- [Work to be completed] Locate every line in the material below that contains the string "point", treating uppercase and lowercase as different, and copy each of those lines.

** start Extracted information **

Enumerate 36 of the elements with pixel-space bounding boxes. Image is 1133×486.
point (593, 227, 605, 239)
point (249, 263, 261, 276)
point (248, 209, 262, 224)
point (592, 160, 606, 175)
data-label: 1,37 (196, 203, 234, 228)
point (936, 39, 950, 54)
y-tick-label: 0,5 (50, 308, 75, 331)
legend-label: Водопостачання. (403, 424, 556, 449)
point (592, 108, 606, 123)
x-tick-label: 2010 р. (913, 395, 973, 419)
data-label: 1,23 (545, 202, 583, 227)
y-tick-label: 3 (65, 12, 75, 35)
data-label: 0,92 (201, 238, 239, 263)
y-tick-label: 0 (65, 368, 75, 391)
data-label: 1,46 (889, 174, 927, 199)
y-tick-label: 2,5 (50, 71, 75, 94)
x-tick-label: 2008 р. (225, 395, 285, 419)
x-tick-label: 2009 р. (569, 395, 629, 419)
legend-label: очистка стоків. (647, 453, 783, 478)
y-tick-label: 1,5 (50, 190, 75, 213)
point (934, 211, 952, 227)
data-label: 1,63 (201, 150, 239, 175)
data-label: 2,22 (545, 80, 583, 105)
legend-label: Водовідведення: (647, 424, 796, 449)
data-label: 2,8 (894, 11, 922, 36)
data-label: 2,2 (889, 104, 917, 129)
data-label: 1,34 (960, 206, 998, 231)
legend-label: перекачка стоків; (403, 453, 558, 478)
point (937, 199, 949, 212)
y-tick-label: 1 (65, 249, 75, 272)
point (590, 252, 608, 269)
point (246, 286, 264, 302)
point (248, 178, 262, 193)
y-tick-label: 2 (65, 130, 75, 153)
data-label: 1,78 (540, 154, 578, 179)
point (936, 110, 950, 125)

** end Extracted information **

- [Written response]
point (593, 227, 605, 239)
point (249, 263, 261, 276)
point (248, 209, 262, 224)
point (592, 160, 606, 175)
point (936, 39, 950, 54)
point (592, 108, 606, 123)
point (934, 211, 952, 227)
point (937, 199, 949, 212)
point (590, 252, 608, 269)
point (246, 286, 264, 302)
point (248, 178, 262, 193)
point (936, 110, 950, 125)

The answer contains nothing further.